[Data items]
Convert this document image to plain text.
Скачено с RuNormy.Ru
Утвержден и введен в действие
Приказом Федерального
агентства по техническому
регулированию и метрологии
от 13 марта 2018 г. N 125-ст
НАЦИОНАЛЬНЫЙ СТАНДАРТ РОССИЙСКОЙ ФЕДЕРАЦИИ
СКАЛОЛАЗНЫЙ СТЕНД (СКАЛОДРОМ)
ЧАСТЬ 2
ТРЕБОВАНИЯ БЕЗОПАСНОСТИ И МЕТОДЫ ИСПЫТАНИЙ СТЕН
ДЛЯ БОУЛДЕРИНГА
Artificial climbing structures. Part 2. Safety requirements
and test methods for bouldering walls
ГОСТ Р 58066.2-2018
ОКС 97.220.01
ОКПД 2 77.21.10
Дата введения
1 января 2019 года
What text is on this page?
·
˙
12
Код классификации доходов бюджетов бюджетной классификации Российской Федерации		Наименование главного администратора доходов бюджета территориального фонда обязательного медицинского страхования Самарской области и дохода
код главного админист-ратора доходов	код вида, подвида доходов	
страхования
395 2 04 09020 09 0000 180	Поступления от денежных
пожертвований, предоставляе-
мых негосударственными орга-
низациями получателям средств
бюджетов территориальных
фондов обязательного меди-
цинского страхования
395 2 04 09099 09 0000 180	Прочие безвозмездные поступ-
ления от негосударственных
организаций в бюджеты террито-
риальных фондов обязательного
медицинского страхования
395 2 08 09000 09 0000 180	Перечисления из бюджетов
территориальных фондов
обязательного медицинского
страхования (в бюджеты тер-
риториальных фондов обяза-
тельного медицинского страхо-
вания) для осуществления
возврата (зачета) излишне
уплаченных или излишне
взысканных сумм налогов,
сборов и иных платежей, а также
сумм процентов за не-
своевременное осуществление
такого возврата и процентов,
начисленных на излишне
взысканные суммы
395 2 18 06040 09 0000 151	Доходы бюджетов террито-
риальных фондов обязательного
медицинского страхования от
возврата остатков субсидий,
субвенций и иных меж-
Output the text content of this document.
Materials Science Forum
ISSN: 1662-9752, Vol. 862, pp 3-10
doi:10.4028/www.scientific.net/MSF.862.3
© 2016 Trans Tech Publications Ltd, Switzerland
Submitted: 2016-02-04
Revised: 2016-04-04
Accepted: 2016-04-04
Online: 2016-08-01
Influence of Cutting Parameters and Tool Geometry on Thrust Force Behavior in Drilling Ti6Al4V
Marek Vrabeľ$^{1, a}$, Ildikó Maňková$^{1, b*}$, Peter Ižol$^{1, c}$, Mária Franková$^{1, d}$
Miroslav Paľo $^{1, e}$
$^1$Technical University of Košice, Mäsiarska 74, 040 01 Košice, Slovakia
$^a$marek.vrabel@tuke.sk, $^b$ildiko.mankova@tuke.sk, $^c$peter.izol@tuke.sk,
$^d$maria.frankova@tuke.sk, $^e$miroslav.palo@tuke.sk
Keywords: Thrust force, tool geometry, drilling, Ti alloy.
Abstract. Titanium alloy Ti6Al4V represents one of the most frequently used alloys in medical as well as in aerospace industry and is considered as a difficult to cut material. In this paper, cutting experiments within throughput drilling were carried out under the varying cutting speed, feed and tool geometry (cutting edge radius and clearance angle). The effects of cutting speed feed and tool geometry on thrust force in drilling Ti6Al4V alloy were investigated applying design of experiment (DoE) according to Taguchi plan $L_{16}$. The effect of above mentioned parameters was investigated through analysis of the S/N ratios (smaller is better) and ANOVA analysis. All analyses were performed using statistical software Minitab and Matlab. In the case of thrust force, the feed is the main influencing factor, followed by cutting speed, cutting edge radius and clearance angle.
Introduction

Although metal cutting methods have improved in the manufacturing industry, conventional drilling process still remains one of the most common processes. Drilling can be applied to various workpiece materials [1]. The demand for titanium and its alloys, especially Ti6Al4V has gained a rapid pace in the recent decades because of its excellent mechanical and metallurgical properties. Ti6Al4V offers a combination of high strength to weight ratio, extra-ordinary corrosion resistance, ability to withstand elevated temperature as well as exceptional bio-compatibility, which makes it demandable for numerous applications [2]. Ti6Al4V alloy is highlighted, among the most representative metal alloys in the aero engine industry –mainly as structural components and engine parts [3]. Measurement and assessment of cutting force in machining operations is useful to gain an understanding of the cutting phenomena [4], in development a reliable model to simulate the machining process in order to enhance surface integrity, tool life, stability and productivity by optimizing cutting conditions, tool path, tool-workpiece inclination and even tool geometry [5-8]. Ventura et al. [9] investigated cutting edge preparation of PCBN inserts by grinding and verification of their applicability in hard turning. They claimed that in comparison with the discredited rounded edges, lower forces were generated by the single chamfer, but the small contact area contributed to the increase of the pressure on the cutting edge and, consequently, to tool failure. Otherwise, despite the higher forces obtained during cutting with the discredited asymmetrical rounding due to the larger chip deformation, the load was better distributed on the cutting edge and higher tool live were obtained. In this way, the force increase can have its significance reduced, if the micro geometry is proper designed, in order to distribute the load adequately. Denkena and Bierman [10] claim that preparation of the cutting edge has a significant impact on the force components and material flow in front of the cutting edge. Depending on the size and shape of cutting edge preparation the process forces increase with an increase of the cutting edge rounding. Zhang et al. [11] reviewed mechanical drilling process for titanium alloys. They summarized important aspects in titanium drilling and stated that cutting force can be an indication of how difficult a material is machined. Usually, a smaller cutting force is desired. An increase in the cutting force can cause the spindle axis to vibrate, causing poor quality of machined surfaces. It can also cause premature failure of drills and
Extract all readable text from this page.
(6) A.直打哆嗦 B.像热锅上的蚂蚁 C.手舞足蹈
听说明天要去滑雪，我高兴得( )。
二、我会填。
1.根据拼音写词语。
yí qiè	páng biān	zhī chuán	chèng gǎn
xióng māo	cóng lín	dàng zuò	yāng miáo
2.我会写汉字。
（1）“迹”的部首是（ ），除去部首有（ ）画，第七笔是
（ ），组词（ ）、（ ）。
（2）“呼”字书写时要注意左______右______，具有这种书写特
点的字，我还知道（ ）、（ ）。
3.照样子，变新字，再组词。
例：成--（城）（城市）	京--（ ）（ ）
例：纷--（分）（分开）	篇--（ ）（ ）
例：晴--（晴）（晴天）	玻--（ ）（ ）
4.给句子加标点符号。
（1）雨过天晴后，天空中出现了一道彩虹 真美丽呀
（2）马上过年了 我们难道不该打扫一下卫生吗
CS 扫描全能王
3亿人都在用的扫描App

- THE REQUEST
Write out the whole listing exactly.

- ANSWER TO THIS PROBLEM
Convert this document image to plain text.
Скачено с RuNormy.Ru
Утвержден и введен в действие
Приказом Федерального
агентства по техническому
регулированию и метрологии
от 13 марта 2018 г. N 125-ст
НАЦИОНАЛЬНЫЙ СТАНДАРТ РОССИЙСКОЙ ФЕДЕРАЦИИ
СКАЛОЛАЗНЫЙ СТЕНД (СКАЛОДРОМ)
ЧАСТЬ 2
ТРЕБОВАНИЯ БЕЗОПАСНОСТИ И МЕТОДЫ ИСПЫТАНИЙ СТЕН
ДЛЯ БОУЛДЕРИНГА
Artificial climbing structures. Part 2. Safety requirements
and test methods for bouldering walls
ГОСТ Р 58066.2-2018
ОКС 97.220.01
ОКПД 2 77.21.10
Дата введения
1 января 2019 года
What text is on this page?
·
˙
12
Код классификации доходов бюджетов бюджетной классификации Российской Федерации		Наименование главного администратора доходов бюджета территориального фонда обязательного медицинского страхования Самарской области и дохода
код главного админист-ратора доходов	код вида, подвида доходов	
страхования
395 2 04 09020 09 0000 180	Поступления от денежных
пожертвований, предоставляе-
мых негосударственными орга-
низациями получателям средств
бюджетов территориальных
фондов обязательного меди-
цинского страхования
395 2 04 09099 09 0000 180	Прочие безвозмездные поступ-
ления от негосударственных
организаций в бюджеты террито-
риальных фондов обязательного
медицинского страхования
395 2 08 09000 09 0000 180	Перечисления из бюджетов
территориальных фондов
обязательного медицинского
страхования (в бюджеты тер-
риториальных фондов обяза-
тельного медицинского страхо-
вания) для осуществления
возврата (зачета) излишне
уплаченных или излишне
взысканных сумм налогов,
сборов и иных платежей, а также
сумм процентов за не-
своевременное осуществление
такого возврата и процентов,
начисленных на излишне
взысканные суммы
395 2 18 06040 09 0000 151	Доходы бюджетов террито-
риальных фондов обязательного
медицинского страхования от
возврата остатков субсидий,
субвенций и иных меж-
Output the text content of this document.
Materials Science Forum
ISSN: 1662-9752, Vol. 862, pp 3-10
doi:10.4028/www.scientific.net/MSF.862.3
© 2016 Trans Tech Publications Ltd, Switzerland
Submitted: 2016-02-04
Revised: 2016-04-04
Accepted: 2016-04-04
Online: 2016-08-01
Influence of Cutting Parameters and Tool Geometry on Thrust Force Behavior in Drilling Ti6Al4V
Marek Vrabeľ$^{1, a}$, Ildikó Maňková$^{1, b*}$, Peter Ižol$^{1, c}$, Mária Franková$^{1, d}$
Miroslav Paľo $^{1, e}$
$^1$Technical University of Košice, Mäsiarska 74, 040 01 Košice, Slovakia
$^a$marek.vrabel@tuke.sk, $^b$ildiko.mankova@tuke.sk, $^c$peter.izol@tuke.sk,
$^d$maria.frankova@tuke.sk, $^e$miroslav.palo@tuke.sk
Keywords: Thrust force, tool geometry, drilling, Ti alloy.
Abstract. Titanium alloy Ti6Al4V represents one of the most frequently used alloys in medical as well as in aerospace industry and is considered as a difficult to cut material. In this paper, cutting experiments within throughput drilling were carried out under the varying cutting speed, feed and tool geometry (cutting edge radius and clearance angle). The effects of cutting speed feed and tool geometry on thrust force in drilling Ti6Al4V alloy were investigated applying design of experiment (DoE) according to Taguchi plan $L_{16}$. The effect of above mentioned parameters was investigated through analysis of the S/N ratios (smaller is better) and ANOVA analysis. All analyses were performed using statistical software Minitab and Matlab. In the case of thrust force, the feed is the main influencing factor, followed by cutting speed, cutting edge radius and clearance angle.
Introduction

Although metal cutting methods have improved in the manufacturing industry, conventional drilling process still remains one of the most common processes. Drilling can be applied to various workpiece materials [1]. The demand for titanium and its alloys, especially Ti6Al4V has gained a rapid pace in the recent decades because of its excellent mechanical and metallurgical properties. Ti6Al4V offers a combination of high strength to weight ratio, extra-ordinary corrosion resistance, ability to withstand elevated temperature as well as exceptional bio-compatibility, which makes it demandable for numerous applications [2]. Ti6Al4V alloy is highlighted, among the most representative metal alloys in the aero engine industry –mainly as structural components and engine parts [3]. Measurement and assessment of cutting force in machining operations is useful to gain an understanding of the cutting phenomena [4], in development a reliable model to simulate the machining process in order to enhance surface integrity, tool life, stability and productivity by optimizing cutting conditions, tool path, tool-workpiece inclination and even tool geometry [5-8]. Ventura et al. [9] investigated cutting edge preparation of PCBN inserts by grinding and verification of their applicability in hard turning. They claimed that in comparison with the discredited rounded edges, lower forces were generated by the single chamfer, but the small contact area contributed to the increase of the pressure on the cutting edge and, consequently, to tool failure. Otherwise, despite the higher forces obtained during cutting with the discredited asymmetrical rounding due to the larger chip deformation, the load was better distributed on the cutting edge and higher tool live were obtained. In this way, the force increase can have its significance reduced, if the micro geometry is proper designed, in order to distribute the load adequately. Denkena and Bierman [10] claim that preparation of the cutting edge has a significant impact on the force components and material flow in front of the cutting edge. Depending on the size and shape of cutting edge preparation the process forces increase with an increase of the cutting edge rounding. Zhang et al. [11] reviewed mechanical drilling process for titanium alloys. They summarized important aspects in titanium drilling and stated that cutting force can be an indication of how difficult a material is machined. Usually, a smaller cutting force is desired. An increase in the cutting force can cause the spindle axis to vibrate, causing poor quality of machined surfaces. It can also cause premature failure of drills and
Extract all readable text from this page.
(6) A.直打哆嗦 B.像热锅上的蚂蚁 C.手舞足蹈
听说明天要去滑雪，我高兴得( )。
二、我会填。
1.根据拼音写词语。
yí qiè	páng biān	zhī chuán	chèng gǎn
xióng māo	cóng lín	dàng zuò	yāng miáo
2.我会写汉字。
（1）“迹”的部首是（ ），除去部首有（ ）画，第七笔是
（ ），组词（ ）、（ ）。
（2）“呼”字书写时要注意左______右______，具有这种书写特
点的字，我还知道（ ）、（ ）。
3.照样子，变新字，再组词。
例：成--（城）（城市）	京--（ ）（ ）
例：纷--（分）（分开）	篇--（ ）（ ）
例：晴--（晴）（晴天）	玻--（ ）（ ）
4.给句子加标点符号。
（1）雨过天晴后，天空中出现了一道彩虹 真美丽呀
（2）马上过年了 我们难道不该打扫一下卫生吗
CS 扫描全能王
3亿人都在用的扫描App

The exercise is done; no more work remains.